WHAT YOU NEED TO DO: Search the material below for the string "JSON" and extract each line that has it.

(Collected data)
---

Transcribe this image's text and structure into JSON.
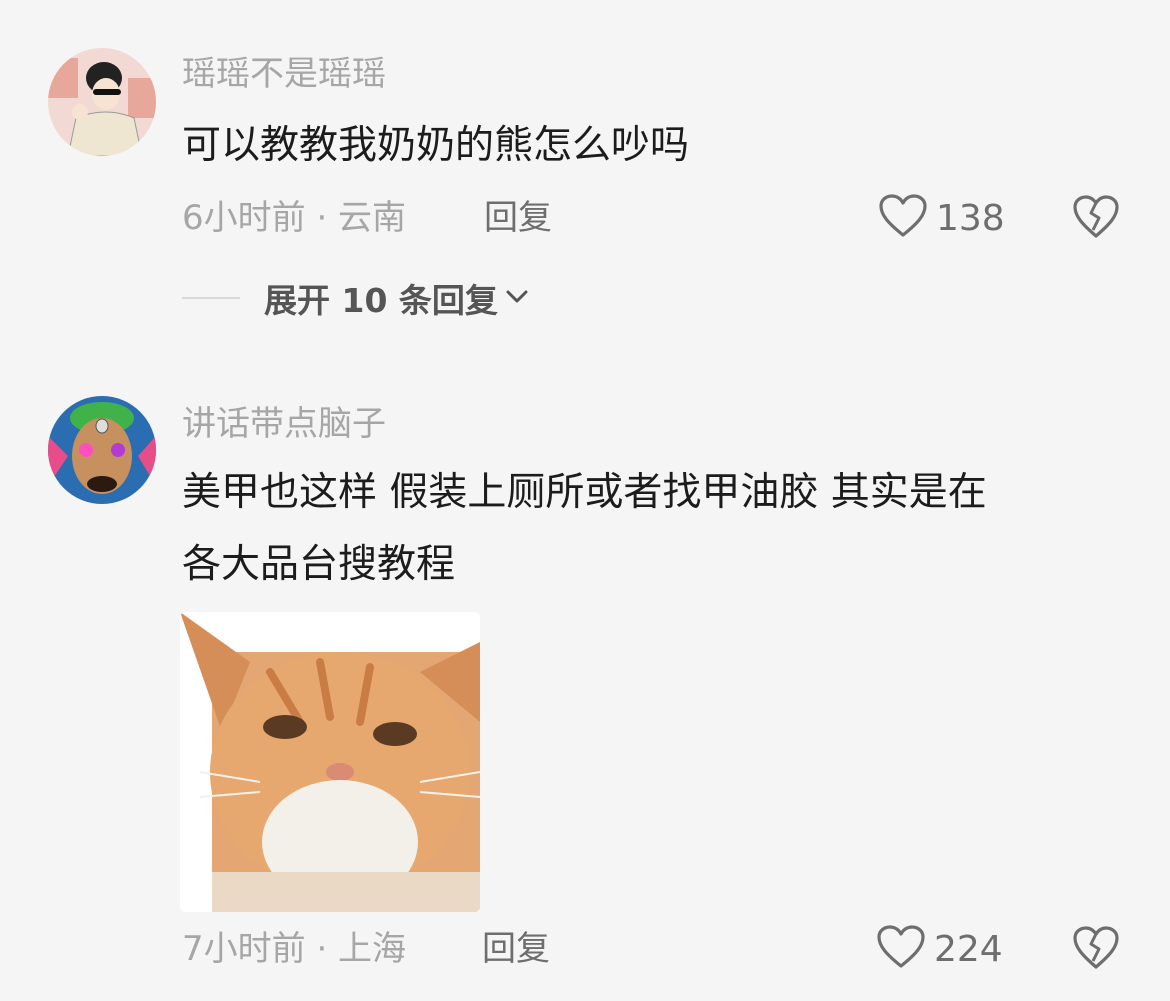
{
  "comments": [
    {
      "username": "瑶瑶不是瑶瑶",
      "text": "可以教教我奶奶的熊怎么吵吗",
      "meta": "6小时前 · 云南",
      "reply_label": "回复",
      "likes": "138",
      "expand_label": "展开 10 条回复"
    },
    {
      "username": "讲话带点脑子",
      "text_line1": "美甲也这样 假装上厕所或者找甲油胶 其实是在",
      "text_line2": "各大品台搜教程",
      "meta": "7小时前 · 上海",
      "reply_label": "回复",
      "likes": "224"
    }
  ],
  "icons": {
    "like": "heart-outline-icon",
    "dislike": "broken-heart-icon",
    "expand": "chevron-down-icon"
  },
  "colors": {
    "background": "#f5f5f5",
    "text": "#1c1c1c",
    "secondary": "#a6a6a6",
    "action": "#6e6e6e"
  }
}
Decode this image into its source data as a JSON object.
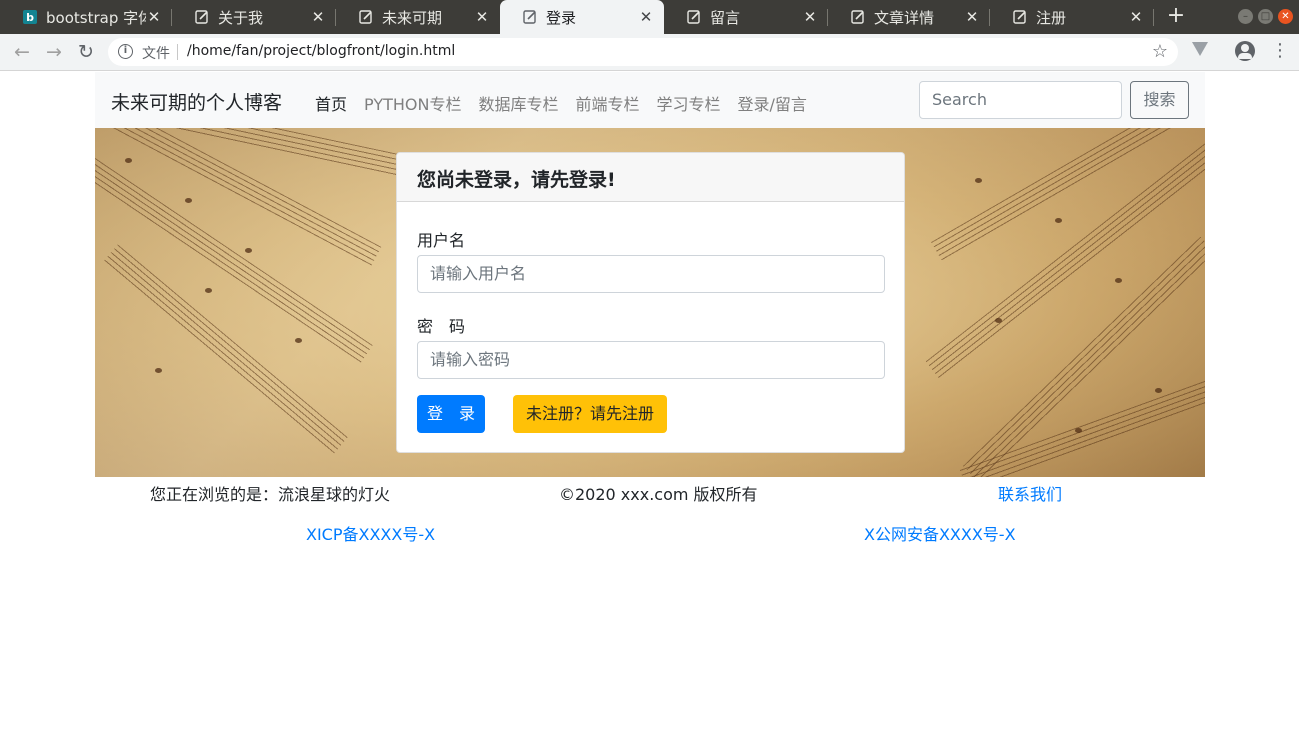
{
  "browser": {
    "tabs": [
      {
        "title": "bootstrap 字体",
        "icon": "bing-icon",
        "active": false
      },
      {
        "title": "关于我",
        "icon": "page-icon",
        "active": false
      },
      {
        "title": "未来可期",
        "icon": "page-icon",
        "active": false
      },
      {
        "title": "登录",
        "icon": "page-icon",
        "active": true
      },
      {
        "title": "留言",
        "icon": "page-icon",
        "active": false
      },
      {
        "title": "文章详情",
        "icon": "page-icon",
        "active": false
      },
      {
        "title": "注册",
        "icon": "page-icon",
        "active": false
      }
    ],
    "new_tab": "+",
    "omnibox": {
      "scheme_label": "文件",
      "url": "/home/fan/project/blogfront/login.html"
    }
  },
  "nav": {
    "brand": "未来可期的个人博客",
    "links": [
      "首页",
      "PYTHON专栏",
      "数据库专栏",
      "前端专栏",
      "学习专栏",
      "登录/留言"
    ],
    "active_link": "首页",
    "search_placeholder": "Search",
    "search_button": "搜索"
  },
  "login_card": {
    "header": "您尚未登录，请先登录!",
    "username_label": "用户名",
    "username_placeholder": "请输入用户名",
    "password_label": "密　码",
    "password_placeholder": "请输入密码",
    "login_button": "登　录",
    "register_button": "未注册？请先注册"
  },
  "footer": {
    "browsing": "您正在浏览的是：流浪星球的灯火",
    "copyright": "©2020 xxx.com 版权所有",
    "contact": "联系我们",
    "icp": "XICP备XXXX号-X",
    "police": "X公网安备XXXX号-X"
  },
  "colors": {
    "primary": "#007bff",
    "warning": "#ffc107",
    "navbar_bg": "#f8f9fa",
    "tabbar_bg": "#3d3c38"
  }
}
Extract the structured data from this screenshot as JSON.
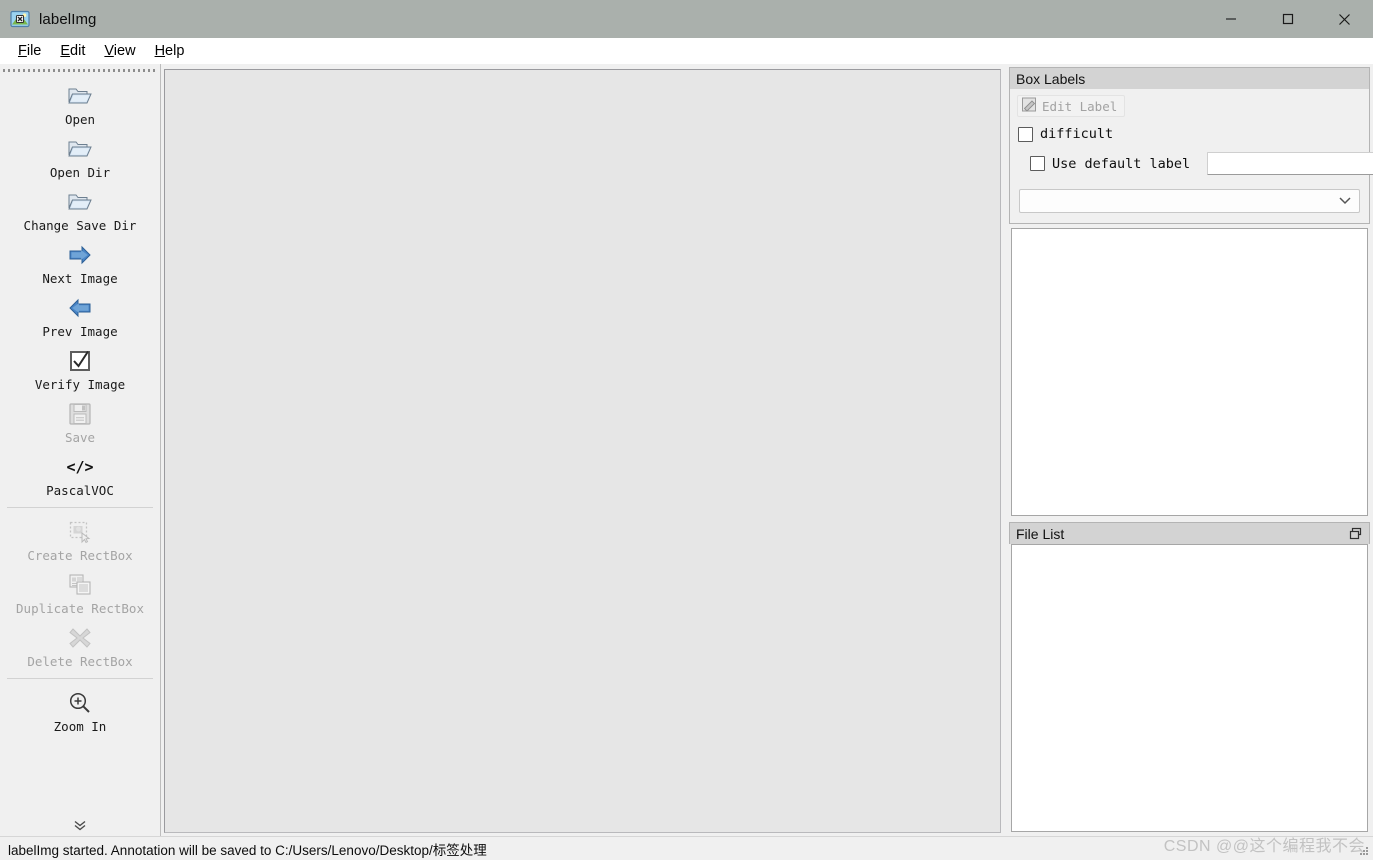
{
  "window": {
    "title": "labelImg",
    "icon": "image-label-icon",
    "minimize_label": "Minimize",
    "maximize_label": "Maximize",
    "close_label": "Close"
  },
  "menubar": {
    "items": [
      {
        "label": "File",
        "mnemonic": "F",
        "rest": "ile"
      },
      {
        "label": "Edit",
        "mnemonic": "E",
        "rest": "dit"
      },
      {
        "label": "View",
        "mnemonic": "V",
        "rest": "iew"
      },
      {
        "label": "Help",
        "mnemonic": "H",
        "rest": "elp"
      }
    ]
  },
  "toolbar": {
    "overflow_indicator": "chevron-double-down-icon",
    "items": [
      {
        "label": "Open",
        "icon": "open-folder-icon",
        "enabled": true,
        "name": "open"
      },
      {
        "label": "Open Dir",
        "icon": "open-folder-icon",
        "enabled": true,
        "name": "open-dir"
      },
      {
        "label": "Change Save Dir",
        "icon": "open-folder-icon",
        "enabled": true,
        "name": "change-save-dir"
      },
      {
        "label": "Next Image",
        "icon": "arrow-right-icon",
        "enabled": true,
        "name": "next-image"
      },
      {
        "label": "Prev Image",
        "icon": "arrow-left-icon",
        "enabled": true,
        "name": "prev-image"
      },
      {
        "label": "Verify Image",
        "icon": "checkbox-check-icon",
        "enabled": true,
        "name": "verify-image"
      },
      {
        "label": "Save",
        "icon": "floppy-save-icon",
        "enabled": false,
        "name": "save"
      },
      {
        "label": "PascalVOC",
        "icon": "code-tags-icon",
        "enabled": true,
        "name": "format-pascalvoc"
      },
      {
        "label": "Create RectBox",
        "icon": "create-rect-icon",
        "enabled": false,
        "name": "create-rectbox"
      },
      {
        "label": "Duplicate RectBox",
        "icon": "duplicate-rect-icon",
        "enabled": false,
        "name": "duplicate-rectbox"
      },
      {
        "label": "Delete RectBox",
        "icon": "delete-cross-icon",
        "enabled": false,
        "name": "delete-rectbox"
      },
      {
        "label": "Zoom In",
        "icon": "zoom-in-icon",
        "enabled": true,
        "name": "zoom-in"
      }
    ]
  },
  "canvas": {
    "background_color": "#e6e6e6",
    "content": ""
  },
  "box_labels_panel": {
    "title": "Box Labels",
    "edit_label_button": "Edit Label",
    "edit_label_enabled": false,
    "difficult_checkbox": {
      "label": "difficult",
      "checked": false
    },
    "use_default_label_checkbox": {
      "label": "Use default label",
      "checked": false
    },
    "default_label_input": {
      "value": "",
      "placeholder": ""
    },
    "label_combo": {
      "value": "",
      "options": []
    },
    "labels_list": []
  },
  "file_list_panel": {
    "title": "File List",
    "float_button": "undock-icon",
    "files": []
  },
  "statusbar": {
    "message": "labelImg started. Annotation will be saved to C:/Users/Lenovo/Desktop/标签处理"
  },
  "watermark": {
    "text": "CSDN @@这个编程我不会"
  },
  "colors": {
    "titlebar": "#aab0ac",
    "chrome": "#f0f0f0",
    "canvas": "#e6e6e6",
    "dock_header": "#d3d3d3",
    "disabled_text": "#a4a4a4"
  }
}
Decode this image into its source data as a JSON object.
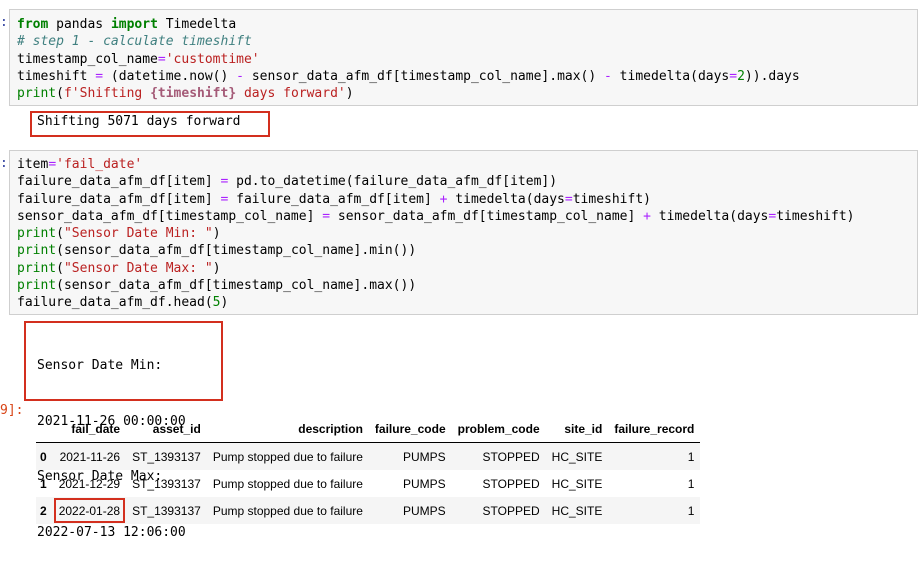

---

RESPONSE BELOW:
Transcribe this image's text and structure into JSON.
Decode this image into its source data as a JSON object.
Extract the structured data from this screenshot as JSON.
Decode this image into its source data as a JSON object.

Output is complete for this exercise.